● **Given problem**: Across the listing below, how many lines hold "Struggling"? Reply with the number by itself.

-- begin --

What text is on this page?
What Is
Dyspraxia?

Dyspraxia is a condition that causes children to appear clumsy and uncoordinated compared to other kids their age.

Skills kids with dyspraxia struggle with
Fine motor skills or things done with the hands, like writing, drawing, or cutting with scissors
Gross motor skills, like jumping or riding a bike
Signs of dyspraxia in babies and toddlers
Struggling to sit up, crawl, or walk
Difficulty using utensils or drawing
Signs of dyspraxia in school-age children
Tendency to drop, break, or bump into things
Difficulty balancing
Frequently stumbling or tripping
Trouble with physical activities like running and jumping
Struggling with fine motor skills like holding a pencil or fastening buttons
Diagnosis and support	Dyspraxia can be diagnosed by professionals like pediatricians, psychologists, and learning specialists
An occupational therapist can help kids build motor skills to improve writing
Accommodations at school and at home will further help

-- end --

● **Final result**: 2